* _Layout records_
· · · ·
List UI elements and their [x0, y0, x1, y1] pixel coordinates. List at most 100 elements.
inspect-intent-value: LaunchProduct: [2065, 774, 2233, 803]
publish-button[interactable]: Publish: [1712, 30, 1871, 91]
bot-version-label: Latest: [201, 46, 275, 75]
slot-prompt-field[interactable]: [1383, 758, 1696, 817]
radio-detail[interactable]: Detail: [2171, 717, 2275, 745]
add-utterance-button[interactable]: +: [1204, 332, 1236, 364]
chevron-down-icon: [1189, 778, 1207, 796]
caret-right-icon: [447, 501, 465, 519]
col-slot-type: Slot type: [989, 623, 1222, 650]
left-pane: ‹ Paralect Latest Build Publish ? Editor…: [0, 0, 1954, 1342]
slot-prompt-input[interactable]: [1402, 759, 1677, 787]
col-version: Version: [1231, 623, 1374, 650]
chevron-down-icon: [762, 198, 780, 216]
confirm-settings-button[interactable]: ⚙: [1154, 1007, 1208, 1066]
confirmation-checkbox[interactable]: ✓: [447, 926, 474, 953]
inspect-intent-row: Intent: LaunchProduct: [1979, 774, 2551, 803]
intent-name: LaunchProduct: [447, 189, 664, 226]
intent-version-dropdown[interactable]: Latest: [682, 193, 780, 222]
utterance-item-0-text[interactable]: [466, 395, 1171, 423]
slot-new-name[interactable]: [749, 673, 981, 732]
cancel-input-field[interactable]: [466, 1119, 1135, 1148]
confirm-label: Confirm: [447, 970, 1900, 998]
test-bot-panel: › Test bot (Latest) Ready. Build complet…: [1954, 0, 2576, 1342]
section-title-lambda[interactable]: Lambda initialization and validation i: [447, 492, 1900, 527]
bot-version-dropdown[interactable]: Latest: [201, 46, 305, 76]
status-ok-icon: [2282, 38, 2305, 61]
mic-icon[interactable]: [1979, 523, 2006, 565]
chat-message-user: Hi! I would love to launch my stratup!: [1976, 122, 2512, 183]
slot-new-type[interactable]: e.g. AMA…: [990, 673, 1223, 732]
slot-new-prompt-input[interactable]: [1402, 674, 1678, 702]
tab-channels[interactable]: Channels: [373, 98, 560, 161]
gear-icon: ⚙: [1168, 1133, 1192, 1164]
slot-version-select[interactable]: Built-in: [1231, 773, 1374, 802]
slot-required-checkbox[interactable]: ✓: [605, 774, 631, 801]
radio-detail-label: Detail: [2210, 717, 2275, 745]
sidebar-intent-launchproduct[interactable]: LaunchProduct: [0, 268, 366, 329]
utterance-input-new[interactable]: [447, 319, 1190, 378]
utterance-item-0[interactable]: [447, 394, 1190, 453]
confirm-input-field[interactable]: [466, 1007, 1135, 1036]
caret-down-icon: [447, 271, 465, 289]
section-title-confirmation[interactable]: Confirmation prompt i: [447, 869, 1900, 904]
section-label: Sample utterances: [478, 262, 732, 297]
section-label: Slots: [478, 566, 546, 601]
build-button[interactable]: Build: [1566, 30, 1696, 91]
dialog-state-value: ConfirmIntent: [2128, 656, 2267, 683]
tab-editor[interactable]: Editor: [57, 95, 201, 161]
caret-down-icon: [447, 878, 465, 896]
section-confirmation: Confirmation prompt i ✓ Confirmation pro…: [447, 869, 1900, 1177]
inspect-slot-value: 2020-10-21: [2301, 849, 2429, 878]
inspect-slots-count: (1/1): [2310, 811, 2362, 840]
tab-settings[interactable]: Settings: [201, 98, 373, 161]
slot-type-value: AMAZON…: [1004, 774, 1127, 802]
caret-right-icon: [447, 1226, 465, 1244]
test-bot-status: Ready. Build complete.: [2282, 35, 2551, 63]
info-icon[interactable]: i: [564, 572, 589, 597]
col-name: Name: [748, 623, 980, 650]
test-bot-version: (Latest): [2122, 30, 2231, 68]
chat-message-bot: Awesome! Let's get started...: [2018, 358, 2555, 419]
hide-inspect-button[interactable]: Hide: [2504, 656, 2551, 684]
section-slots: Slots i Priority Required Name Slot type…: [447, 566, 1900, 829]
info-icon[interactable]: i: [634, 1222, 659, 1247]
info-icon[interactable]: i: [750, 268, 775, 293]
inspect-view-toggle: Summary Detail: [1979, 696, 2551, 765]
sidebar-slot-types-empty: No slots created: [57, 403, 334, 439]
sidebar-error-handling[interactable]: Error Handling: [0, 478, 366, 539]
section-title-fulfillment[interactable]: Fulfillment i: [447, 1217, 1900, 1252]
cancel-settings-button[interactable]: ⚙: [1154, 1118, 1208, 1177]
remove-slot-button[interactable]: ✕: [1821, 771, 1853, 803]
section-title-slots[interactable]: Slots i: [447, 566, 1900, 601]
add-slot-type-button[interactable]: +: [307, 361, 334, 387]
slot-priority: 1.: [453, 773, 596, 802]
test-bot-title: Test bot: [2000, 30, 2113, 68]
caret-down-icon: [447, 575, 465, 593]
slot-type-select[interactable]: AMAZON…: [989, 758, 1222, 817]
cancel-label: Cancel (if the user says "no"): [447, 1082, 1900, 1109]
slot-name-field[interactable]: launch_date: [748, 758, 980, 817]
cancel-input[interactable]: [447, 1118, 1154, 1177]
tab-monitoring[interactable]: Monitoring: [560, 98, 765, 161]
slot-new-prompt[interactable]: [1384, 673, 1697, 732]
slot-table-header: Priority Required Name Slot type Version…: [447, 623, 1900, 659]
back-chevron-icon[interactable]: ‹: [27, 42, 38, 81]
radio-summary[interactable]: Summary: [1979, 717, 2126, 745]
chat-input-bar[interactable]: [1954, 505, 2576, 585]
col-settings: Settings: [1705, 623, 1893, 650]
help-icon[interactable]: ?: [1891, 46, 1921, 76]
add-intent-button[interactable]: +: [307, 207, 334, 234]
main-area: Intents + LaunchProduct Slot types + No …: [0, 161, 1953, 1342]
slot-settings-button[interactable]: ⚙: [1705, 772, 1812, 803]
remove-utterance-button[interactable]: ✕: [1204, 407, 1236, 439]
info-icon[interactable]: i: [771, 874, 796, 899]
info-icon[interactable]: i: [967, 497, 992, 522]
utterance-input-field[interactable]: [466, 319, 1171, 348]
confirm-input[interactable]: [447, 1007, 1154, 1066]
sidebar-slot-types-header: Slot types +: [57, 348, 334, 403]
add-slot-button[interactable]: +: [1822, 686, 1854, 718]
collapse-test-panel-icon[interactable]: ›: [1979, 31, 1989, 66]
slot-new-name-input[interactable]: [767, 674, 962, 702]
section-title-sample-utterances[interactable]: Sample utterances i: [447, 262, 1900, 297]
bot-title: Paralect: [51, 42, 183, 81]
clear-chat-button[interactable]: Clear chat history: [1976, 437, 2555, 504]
· · · ·
* _SET PROBLEM_
Reproduce every line of the layout listing above without changing a single character.

* _PROBLEM SOLUTION_
List UI elements and their [x0, y0, x1, y1] pixel coordinates. List at most 100 elements.
inspect-intent-value: LaunchProduct: [2065, 774, 2233, 803]
publish-button[interactable]: Publish: [1712, 30, 1871, 91]
bot-version-label: Latest: [201, 46, 275, 75]
slot-prompt-field[interactable]: [1383, 758, 1696, 817]
radio-detail[interactable]: Detail: [2171, 717, 2275, 745]
add-utterance-button[interactable]: +: [1204, 332, 1236, 364]
chevron-down-icon: [1189, 778, 1207, 796]
caret-right-icon: [447, 501, 465, 519]
col-slot-type: Slot type: [989, 623, 1222, 650]
left-pane: ‹ Paralect Latest Build Publish ? Editor…: [0, 0, 1954, 1342]
slot-prompt-input[interactable]: [1402, 759, 1677, 787]
col-version: Version: [1231, 623, 1374, 650]
chevron-down-icon: [762, 198, 780, 216]
confirm-settings-button[interactable]: ⚙: [1154, 1007, 1208, 1066]
confirmation-checkbox[interactable]: ✓: [447, 926, 474, 953]
inspect-intent-row: Intent: LaunchProduct: [1979, 774, 2551, 803]
intent-name: LaunchProduct: [447, 189, 664, 226]
intent-version-dropdown[interactable]: Latest: [682, 193, 780, 222]
utterance-item-0-text[interactable]: [466, 395, 1171, 423]
slot-new-name[interactable]: [749, 673, 981, 732]
cancel-input-field[interactable]: [466, 1119, 1135, 1148]
confirm-label: Confirm: [447, 970, 1900, 998]
test-bot-panel: › Test bot (Latest) Ready. Build complet…: [1954, 0, 2576, 1342]
section-title-lambda[interactable]: Lambda initialization and validation i: [447, 492, 1900, 527]
bot-version-dropdown[interactable]: Latest: [201, 46, 305, 76]
status-ok-icon: [2282, 38, 2305, 61]
mic-icon[interactable]: [1979, 523, 2006, 565]
chat-message-user: Hi! I would love to launch my stratup!: [1976, 122, 2512, 183]
slot-new-type[interactable]: e.g. AMA…: [990, 673, 1223, 732]
slot-new-prompt-input[interactable]: [1402, 674, 1678, 702]
tab-channels[interactable]: Channels: [373, 98, 560, 161]
gear-icon: ⚙: [1168, 1133, 1192, 1164]
slot-version-select[interactable]: Built-in: [1231, 773, 1374, 802]
slot-required-checkbox[interactable]: ✓: [605, 774, 631, 801]
radio-detail-label: Detail: [2210, 717, 2275, 745]
sidebar-intent-launchproduct[interactable]: LaunchProduct: [0, 268, 366, 329]
utterance-input-new[interactable]: [447, 319, 1190, 378]
utterance-item-0[interactable]: [447, 394, 1190, 453]
confirm-input-field[interactable]: [466, 1007, 1135, 1036]
caret-down-icon: [447, 271, 465, 289]
section-title-confirmation[interactable]: Confirmation prompt i: [447, 869, 1900, 904]
section-label: Sample utterances: [478, 262, 732, 297]
section-label: Slots: [478, 566, 546, 601]
build-button[interactable]: Build: [1566, 30, 1696, 91]
dialog-state-value: ConfirmIntent: [2128, 656, 2267, 683]
tab-editor[interactable]: Editor: [57, 95, 201, 161]
caret-down-icon: [447, 878, 465, 896]
section-confirmation: Confirmation prompt i ✓ Confirmation pro…: [447, 869, 1900, 1177]
inspect-slot-value: 2020-10-21: [2301, 849, 2429, 878]
inspect-slots-count: (1/1): [2310, 811, 2362, 840]
tab-settings[interactable]: Settings: [201, 98, 373, 161]
slot-type-value: AMAZON…: [1004, 774, 1127, 802]
caret-right-icon: [447, 1226, 465, 1244]
test-bot-status: Ready. Build complete.: [2282, 35, 2551, 63]
info-icon[interactable]: i: [564, 572, 589, 597]
col-name: Name: [748, 623, 980, 650]
test-bot-version: (Latest): [2122, 30, 2231, 68]
chat-message-bot: Awesome! Let's get started...: [2018, 358, 2555, 419]
hide-inspect-button[interactable]: Hide: [2504, 656, 2551, 684]
section-slots: Slots i Priority Required Name Slot type…: [447, 566, 1900, 829]
info-icon[interactable]: i: [634, 1222, 659, 1247]
info-icon[interactable]: i: [750, 268, 775, 293]
inspect-view-toggle: Summary Detail: [1979, 696, 2551, 765]
sidebar-slot-types-empty: No slots created: [57, 403, 334, 439]
sidebar-error-handling[interactable]: Error Handling: [0, 478, 366, 539]
section-title-fulfillment[interactable]: Fulfillment i: [447, 1217, 1900, 1252]
cancel-settings-button[interactable]: ⚙: [1154, 1118, 1208, 1177]
remove-slot-button[interactable]: ✕: [1821, 771, 1853, 803]
section-title-slots[interactable]: Slots i: [447, 566, 1900, 601]
add-slot-type-button[interactable]: +: [307, 361, 334, 387]
slot-priority: 1.: [453, 773, 596, 802]
test-bot-title: Test bot: [2000, 30, 2113, 68]
caret-down-icon: [447, 575, 465, 593]
slot-type-select[interactable]: AMAZON…: [989, 758, 1222, 817]
cancel-label: Cancel (if the user says "no"): [447, 1082, 1900, 1109]
slot-name-field[interactable]: launch_date: [748, 758, 980, 817]
cancel-input[interactable]: [447, 1118, 1154, 1177]
tab-monitoring[interactable]: Monitoring: [560, 98, 765, 161]
slot-new-prompt[interactable]: [1384, 673, 1697, 732]
slot-table-header: Priority Required Name Slot type Version…: [447, 623, 1900, 659]
back-chevron-icon[interactable]: ‹: [27, 42, 38, 81]
radio-summary[interactable]: Summary: [1979, 717, 2126, 745]
chat-input-bar[interactable]: [1954, 505, 2576, 585]
col-settings: Settings: [1705, 623, 1893, 650]
help-icon[interactable]: ?: [1891, 46, 1921, 76]
add-intent-button[interactable]: +: [307, 207, 334, 234]
main-area: Intents + LaunchProduct Slot types + No …: [0, 161, 1953, 1342]
slot-settings-button[interactable]: ⚙: [1705, 772, 1812, 803]
remove-utterance-button[interactable]: ✕: [1204, 407, 1236, 439]
info-icon[interactable]: i: [771, 874, 796, 899]
info-icon[interactable]: i: [967, 497, 992, 522]
utterance-input-field[interactable]: [466, 319, 1171, 348]
confirm-input[interactable]: [447, 1007, 1154, 1066]
sidebar-slot-types-header: Slot types +: [57, 348, 334, 403]
add-slot-button[interactable]: +: [1822, 686, 1854, 718]
collapse-test-panel-icon[interactable]: ›: [1979, 31, 1989, 66]
slot-new-name-input[interactable]: [767, 674, 962, 702]
section-title-sample-utterances[interactable]: Sample utterances i: [447, 262, 1900, 297]
bot-title: Paralect: [51, 42, 183, 81]
clear-chat-button[interactable]: Clear chat history: [1976, 437, 2555, 504]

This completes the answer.